DATASET ENTRIES

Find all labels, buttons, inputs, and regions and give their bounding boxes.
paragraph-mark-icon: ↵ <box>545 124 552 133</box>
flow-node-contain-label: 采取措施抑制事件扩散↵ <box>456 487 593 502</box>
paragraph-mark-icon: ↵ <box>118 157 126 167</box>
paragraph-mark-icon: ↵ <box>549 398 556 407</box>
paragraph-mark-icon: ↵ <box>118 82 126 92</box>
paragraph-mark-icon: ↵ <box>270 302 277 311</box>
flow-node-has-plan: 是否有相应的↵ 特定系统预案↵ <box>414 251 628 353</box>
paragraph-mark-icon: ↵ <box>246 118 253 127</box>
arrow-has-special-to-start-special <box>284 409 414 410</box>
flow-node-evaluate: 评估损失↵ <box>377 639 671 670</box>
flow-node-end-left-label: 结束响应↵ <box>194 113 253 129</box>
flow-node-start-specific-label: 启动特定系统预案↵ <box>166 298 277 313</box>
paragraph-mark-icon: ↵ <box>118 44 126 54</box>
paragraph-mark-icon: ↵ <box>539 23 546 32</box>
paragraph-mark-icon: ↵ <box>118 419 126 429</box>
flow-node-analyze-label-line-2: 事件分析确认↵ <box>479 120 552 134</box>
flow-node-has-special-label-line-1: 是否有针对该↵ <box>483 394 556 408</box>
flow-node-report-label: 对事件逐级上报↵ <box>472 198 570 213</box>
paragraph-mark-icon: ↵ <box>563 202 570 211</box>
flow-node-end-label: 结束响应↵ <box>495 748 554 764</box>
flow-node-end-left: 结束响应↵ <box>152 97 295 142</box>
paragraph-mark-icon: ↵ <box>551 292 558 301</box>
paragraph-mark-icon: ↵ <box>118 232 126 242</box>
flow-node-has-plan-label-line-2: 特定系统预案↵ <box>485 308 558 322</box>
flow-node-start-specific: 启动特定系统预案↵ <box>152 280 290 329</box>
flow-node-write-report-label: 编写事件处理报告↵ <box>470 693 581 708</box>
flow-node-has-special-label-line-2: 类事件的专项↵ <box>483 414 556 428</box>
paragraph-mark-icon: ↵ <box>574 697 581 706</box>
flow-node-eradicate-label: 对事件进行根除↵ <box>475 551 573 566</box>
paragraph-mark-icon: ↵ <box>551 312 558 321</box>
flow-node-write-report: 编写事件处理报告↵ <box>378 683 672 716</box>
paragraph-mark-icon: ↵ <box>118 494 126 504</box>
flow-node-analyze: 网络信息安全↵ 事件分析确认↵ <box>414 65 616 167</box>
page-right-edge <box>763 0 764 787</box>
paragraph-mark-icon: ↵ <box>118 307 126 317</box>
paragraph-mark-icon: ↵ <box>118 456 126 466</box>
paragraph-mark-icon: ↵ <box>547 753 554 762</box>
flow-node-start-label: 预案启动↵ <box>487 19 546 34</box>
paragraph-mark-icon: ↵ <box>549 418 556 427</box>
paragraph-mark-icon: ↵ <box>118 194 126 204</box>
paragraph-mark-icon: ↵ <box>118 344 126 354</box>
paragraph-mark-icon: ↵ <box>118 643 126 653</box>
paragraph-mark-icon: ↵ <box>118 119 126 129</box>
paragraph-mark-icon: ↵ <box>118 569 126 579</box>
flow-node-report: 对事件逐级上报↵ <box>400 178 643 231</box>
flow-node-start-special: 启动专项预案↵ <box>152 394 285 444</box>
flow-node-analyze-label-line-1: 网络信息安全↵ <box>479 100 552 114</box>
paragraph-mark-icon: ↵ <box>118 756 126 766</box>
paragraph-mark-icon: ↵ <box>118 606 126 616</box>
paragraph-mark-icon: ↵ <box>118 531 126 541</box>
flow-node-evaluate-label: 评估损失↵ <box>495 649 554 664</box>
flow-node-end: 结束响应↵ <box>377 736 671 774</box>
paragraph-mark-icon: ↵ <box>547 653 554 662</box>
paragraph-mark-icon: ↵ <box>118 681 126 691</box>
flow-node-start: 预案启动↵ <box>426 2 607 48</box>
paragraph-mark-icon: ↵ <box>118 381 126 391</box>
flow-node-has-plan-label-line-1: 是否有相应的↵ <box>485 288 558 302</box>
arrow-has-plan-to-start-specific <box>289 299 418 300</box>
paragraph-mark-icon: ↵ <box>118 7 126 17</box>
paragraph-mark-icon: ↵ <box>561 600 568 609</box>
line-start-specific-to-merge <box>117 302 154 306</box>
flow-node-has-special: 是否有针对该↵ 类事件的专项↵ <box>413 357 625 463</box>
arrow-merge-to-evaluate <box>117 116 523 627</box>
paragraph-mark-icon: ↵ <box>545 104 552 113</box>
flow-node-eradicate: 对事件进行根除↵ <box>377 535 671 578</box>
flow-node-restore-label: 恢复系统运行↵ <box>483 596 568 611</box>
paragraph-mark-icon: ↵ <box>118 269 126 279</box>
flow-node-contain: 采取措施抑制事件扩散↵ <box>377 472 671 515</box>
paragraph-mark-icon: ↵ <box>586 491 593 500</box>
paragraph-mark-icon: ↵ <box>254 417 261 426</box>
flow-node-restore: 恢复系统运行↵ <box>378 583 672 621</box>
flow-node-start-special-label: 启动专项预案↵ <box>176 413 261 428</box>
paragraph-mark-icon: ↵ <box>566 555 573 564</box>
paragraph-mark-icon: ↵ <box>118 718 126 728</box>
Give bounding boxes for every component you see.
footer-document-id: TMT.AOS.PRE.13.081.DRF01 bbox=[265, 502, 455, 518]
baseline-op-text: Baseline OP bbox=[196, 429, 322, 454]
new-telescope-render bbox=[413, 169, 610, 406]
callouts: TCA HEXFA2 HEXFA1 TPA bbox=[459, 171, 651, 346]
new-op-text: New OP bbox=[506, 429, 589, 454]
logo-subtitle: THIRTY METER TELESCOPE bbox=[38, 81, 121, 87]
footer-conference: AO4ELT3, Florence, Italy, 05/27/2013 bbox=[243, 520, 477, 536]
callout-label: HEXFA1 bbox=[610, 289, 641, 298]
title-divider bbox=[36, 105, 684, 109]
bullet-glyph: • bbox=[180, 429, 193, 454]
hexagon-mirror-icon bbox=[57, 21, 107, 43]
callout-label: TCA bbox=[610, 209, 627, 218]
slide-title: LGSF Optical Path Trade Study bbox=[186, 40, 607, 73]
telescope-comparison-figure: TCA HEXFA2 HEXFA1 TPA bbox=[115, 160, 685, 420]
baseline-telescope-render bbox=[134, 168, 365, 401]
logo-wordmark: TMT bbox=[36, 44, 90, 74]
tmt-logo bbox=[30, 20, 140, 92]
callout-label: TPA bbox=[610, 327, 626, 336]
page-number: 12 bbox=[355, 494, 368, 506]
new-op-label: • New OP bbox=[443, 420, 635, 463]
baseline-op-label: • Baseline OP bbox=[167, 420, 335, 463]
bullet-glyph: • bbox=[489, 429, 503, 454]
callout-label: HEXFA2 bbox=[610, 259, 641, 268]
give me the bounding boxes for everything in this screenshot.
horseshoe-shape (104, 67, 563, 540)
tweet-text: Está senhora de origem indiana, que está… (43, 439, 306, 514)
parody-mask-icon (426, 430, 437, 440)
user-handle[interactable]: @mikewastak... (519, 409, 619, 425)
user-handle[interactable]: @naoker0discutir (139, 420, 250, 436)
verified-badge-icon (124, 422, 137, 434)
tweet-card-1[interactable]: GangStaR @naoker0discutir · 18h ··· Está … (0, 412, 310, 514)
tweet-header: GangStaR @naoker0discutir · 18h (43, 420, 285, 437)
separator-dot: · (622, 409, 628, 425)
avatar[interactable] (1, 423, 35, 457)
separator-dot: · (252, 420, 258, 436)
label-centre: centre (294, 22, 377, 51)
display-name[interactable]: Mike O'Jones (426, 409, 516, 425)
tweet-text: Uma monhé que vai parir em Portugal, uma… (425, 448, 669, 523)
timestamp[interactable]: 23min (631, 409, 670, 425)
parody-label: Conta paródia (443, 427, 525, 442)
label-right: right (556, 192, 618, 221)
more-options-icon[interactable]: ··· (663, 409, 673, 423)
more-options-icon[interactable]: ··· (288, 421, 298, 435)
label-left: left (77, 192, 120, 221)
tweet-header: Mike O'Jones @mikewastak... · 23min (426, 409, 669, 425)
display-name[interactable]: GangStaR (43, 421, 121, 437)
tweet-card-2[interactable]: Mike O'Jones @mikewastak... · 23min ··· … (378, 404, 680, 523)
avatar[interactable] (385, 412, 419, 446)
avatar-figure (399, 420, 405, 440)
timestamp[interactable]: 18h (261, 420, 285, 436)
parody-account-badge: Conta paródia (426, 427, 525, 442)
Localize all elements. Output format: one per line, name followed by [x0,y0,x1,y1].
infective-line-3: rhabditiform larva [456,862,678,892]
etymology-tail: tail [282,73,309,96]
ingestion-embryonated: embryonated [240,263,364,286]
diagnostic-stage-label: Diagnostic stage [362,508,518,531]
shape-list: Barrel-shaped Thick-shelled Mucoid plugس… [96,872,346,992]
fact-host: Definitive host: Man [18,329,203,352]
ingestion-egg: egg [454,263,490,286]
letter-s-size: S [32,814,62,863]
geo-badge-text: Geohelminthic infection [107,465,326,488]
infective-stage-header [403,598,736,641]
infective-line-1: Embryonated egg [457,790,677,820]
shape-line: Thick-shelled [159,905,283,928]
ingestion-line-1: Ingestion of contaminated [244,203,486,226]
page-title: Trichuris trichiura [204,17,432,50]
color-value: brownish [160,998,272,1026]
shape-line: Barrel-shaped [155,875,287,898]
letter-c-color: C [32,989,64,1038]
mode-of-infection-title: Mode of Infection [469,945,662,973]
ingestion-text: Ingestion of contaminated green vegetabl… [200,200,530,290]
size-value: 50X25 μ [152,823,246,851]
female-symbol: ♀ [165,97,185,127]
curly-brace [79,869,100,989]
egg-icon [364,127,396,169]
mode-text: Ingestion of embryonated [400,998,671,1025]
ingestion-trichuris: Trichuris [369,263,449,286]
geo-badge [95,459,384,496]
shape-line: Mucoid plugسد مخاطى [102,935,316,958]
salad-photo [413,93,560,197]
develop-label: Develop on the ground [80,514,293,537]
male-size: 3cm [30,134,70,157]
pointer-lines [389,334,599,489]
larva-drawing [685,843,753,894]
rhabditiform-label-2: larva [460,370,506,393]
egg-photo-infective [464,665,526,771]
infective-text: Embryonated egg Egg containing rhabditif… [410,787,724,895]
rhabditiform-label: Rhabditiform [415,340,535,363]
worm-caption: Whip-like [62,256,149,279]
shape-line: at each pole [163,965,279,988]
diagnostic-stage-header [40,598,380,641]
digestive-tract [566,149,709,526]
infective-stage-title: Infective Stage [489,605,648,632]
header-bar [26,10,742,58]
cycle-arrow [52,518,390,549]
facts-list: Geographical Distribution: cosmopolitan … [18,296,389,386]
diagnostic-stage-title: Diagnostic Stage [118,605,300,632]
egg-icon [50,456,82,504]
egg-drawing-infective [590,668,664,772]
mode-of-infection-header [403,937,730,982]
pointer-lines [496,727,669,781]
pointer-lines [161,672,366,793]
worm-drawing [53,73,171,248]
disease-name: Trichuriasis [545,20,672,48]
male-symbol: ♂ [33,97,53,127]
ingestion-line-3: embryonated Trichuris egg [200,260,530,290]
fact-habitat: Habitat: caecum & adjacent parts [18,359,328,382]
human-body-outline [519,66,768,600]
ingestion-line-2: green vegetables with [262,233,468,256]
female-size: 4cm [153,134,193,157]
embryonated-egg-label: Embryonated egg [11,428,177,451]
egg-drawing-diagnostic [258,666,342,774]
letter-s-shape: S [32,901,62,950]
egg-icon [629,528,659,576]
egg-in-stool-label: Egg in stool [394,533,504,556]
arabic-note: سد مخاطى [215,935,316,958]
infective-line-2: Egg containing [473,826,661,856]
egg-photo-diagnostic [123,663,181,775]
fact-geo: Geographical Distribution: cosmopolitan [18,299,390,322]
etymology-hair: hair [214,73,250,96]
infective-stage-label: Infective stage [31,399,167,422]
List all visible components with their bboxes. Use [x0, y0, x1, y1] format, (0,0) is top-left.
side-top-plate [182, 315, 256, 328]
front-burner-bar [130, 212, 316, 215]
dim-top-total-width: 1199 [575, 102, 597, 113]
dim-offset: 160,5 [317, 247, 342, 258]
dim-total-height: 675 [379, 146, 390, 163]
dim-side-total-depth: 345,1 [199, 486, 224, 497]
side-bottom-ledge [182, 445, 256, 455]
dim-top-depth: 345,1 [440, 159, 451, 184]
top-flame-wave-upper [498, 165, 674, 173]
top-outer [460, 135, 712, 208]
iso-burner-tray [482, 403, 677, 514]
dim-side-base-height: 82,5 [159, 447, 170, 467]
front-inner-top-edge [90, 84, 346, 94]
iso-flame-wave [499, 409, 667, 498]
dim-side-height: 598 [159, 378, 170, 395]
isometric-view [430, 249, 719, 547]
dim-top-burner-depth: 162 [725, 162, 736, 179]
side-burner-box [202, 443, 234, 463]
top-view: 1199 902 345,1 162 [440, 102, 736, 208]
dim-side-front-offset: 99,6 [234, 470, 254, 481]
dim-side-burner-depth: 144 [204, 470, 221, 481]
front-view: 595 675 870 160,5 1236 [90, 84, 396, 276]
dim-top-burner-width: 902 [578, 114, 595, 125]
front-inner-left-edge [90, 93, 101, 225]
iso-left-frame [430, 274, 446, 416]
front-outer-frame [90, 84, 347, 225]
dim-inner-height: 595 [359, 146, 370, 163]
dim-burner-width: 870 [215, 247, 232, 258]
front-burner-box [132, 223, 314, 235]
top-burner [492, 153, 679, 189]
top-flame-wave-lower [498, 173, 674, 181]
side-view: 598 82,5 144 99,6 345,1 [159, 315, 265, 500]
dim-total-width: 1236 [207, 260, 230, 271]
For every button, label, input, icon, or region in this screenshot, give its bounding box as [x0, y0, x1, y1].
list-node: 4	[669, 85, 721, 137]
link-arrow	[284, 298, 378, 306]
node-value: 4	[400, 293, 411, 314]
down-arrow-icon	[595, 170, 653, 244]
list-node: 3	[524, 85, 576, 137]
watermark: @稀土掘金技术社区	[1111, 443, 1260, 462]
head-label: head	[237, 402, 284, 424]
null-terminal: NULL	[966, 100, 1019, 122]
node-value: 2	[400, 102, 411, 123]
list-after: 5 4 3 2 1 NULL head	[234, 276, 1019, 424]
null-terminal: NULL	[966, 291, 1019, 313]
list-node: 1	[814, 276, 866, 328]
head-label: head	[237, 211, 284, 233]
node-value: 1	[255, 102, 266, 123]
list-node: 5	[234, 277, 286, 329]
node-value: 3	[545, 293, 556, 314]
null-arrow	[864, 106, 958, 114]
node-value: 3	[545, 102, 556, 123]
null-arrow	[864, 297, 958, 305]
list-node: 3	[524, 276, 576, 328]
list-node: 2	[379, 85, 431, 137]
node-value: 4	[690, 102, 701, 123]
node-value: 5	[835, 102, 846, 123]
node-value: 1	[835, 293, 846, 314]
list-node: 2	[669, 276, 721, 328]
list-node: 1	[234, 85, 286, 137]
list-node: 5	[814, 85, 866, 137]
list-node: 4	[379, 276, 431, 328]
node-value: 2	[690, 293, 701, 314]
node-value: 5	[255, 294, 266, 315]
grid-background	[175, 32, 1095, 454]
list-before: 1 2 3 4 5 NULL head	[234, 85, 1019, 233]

AIM
Rewrite the data as a JSON list of strings, one string per line. Start at the beginning of the data, end at the line that contains "paragraph-mark-icon: ↵ <box>574", include both ends, and skip any blank lines.

FINAL RESULT
[
  "Find all labels, buttons, inputs, and regions and give their bounding boxes.",
  "paragraph-mark-icon: ↵ <box>545 124 552 133</box>",
  "flow-node-contain-label: 采取措施抑制事件扩散↵ <box>456 487 593 502</box>",
  "paragraph-mark-icon: ↵ <box>118 157 126 167</box>",
  "paragraph-mark-icon: ↵ <box>549 398 556 407</box>",
  "paragraph-mark-icon: ↵ <box>118 82 126 92</box>",
  "paragraph-mark-icon: ↵ <box>270 302 277 311</box>",
  "flow-node-has-plan: 是否有相应的↵ 特定系统预案↵ <box>414 251 628 353</box>",
  "paragraph-mark-icon: ↵ <box>246 118 253 127</box>",
  "arrow-has-special-to-start-special <box>284 409 414 410</box>",
  "flow-node-evaluate: 评估损失↵ <box>377 639 671 670</box>",
  "flow-node-end-left-label: 结束响应↵ <box>194 113 253 129</box>",
  "flow-node-start-specific-label: 启动特定系统预案↵ <box>166 298 277 313</box>",
  "paragraph-mark-icon: ↵ <box>118 44 126 54</box>",
  "paragraph-mark-icon: ↵ <box>539 23 546 32</box>",
  "paragraph-mark-icon: ↵ <box>118 419 126 429</box>",
  "flow-node-analyze-label-line-2: 事件分析确认↵ <box>479 120 552 134</box>",
  "flow-node-has-special-label-line-1: 是否有针对该↵ <box>483 394 556 408</box>",
  "flow-node-report-label: 对事件逐级上报↵ <box>472 198 570 213</box>",
  "paragraph-mark-icon: ↵ <box>563 202 570 211</box>",
  "flow-node-end-label: 结束响应↵ <box>495 748 554 764</box>",
  "flow-node-end-left: 结束响应↵ <box>152 97 295 142</box>",
  "paragraph-mark-icon: ↵ <box>551 292 558 301</box>",
  "paragraph-mark-icon: ↵ <box>118 232 126 242</box>",
  "flow-node-has-plan-label-line-2: 特定系统预案↵ <box>485 308 558 322</box>",
  "flow-node-start-specific: 启动特定系统预案↵ <box>152 280 290 329</box>",
  "flow-node-write-report-label: 编写事件处理报告↵ <box>470 693 581 708</box>",
  "flow-node-has-special-label-line-2: 类事件的专项↵ <box>483 414 556 428</box>",
  "paragraph-mark-icon: ↵ <box>574 697 581 706</box>"
]